◆ Provided entries:
----------

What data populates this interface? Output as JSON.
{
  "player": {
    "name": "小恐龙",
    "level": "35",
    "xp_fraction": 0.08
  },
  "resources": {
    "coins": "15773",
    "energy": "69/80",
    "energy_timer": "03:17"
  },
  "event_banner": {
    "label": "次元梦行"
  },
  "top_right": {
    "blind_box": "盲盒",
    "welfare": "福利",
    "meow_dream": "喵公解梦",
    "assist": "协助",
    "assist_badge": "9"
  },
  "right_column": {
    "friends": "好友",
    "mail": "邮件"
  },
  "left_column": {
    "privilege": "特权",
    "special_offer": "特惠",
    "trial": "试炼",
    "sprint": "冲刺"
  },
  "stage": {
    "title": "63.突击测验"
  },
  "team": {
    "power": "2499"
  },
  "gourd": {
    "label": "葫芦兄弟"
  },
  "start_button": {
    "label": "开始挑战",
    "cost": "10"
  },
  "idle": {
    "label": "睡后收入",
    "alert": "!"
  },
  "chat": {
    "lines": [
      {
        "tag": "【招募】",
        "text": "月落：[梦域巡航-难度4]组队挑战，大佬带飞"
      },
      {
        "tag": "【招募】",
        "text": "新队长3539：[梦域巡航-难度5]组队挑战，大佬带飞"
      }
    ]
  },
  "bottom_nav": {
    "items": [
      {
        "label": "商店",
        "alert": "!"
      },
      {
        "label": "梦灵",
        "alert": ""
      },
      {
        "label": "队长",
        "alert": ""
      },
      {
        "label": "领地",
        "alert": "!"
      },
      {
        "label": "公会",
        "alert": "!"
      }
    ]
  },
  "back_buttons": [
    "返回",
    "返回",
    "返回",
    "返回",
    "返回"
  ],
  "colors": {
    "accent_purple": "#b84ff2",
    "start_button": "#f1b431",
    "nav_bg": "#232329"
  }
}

----------

◆ Direction: All of the material must be reproduced exactly.

◆ Solution for this task:
What data populates this interface? Output as JSON.
{
  "player": {
    "name": "小恐龙",
    "level": "35",
    "xp_fraction": 0.08
  },
  "resources": {
    "coins": "15773",
    "energy": "69/80",
    "energy_timer": "03:17"
  },
  "event_banner": {
    "label": "次元梦行"
  },
  "top_right": {
    "blind_box": "盲盒",
    "welfare": "福利",
    "meow_dream": "喵公解梦",
    "assist": "协助",
    "assist_badge": "9"
  },
  "right_column": {
    "friends": "好友",
    "mail": "邮件"
  },
  "left_column": {
    "privilege": "特权",
    "special_offer": "特惠",
    "trial": "试炼",
    "sprint": "冲刺"
  },
  "stage": {
    "title": "63.突击测验"
  },
  "team": {
    "power": "2499"
  },
  "gourd": {
    "label": "葫芦兄弟"
  },
  "start_button": {
    "label": "开始挑战",
    "cost": "10"
  },
  "idle": {
    "label": "睡后收入",
    "alert": "!"
  },
  "chat": {
    "lines": [
      {
        "tag": "【招募】",
        "text": "月落：[梦域巡航-难度4]组队挑战，大佬带飞"
      },
      {
        "tag": "【招募】",
        "text": "新队长3539：[梦域巡航-难度5]组队挑战，大佬带飞"
      }
    ]
  },
  "bottom_nav": {
    "items": [
      {
        "label": "商店",
        "alert": "!"
      },
      {
        "label": "梦灵",
        "alert": ""
      },
      {
        "label": "队长",
        "alert": ""
      },
      {
        "label": "领地",
        "alert": "!"
      },
      {
        "label": "公会",
        "alert": "!"
      }
    ]
  },
  "back_buttons": [
    "返回",
    "返回",
    "返回",
    "返回",
    "返回"
  ],
  "colors": {
    "accent_purple": "#b84ff2",
    "start_button": "#f1b431",
    "nav_bg": "#232329"
  }
}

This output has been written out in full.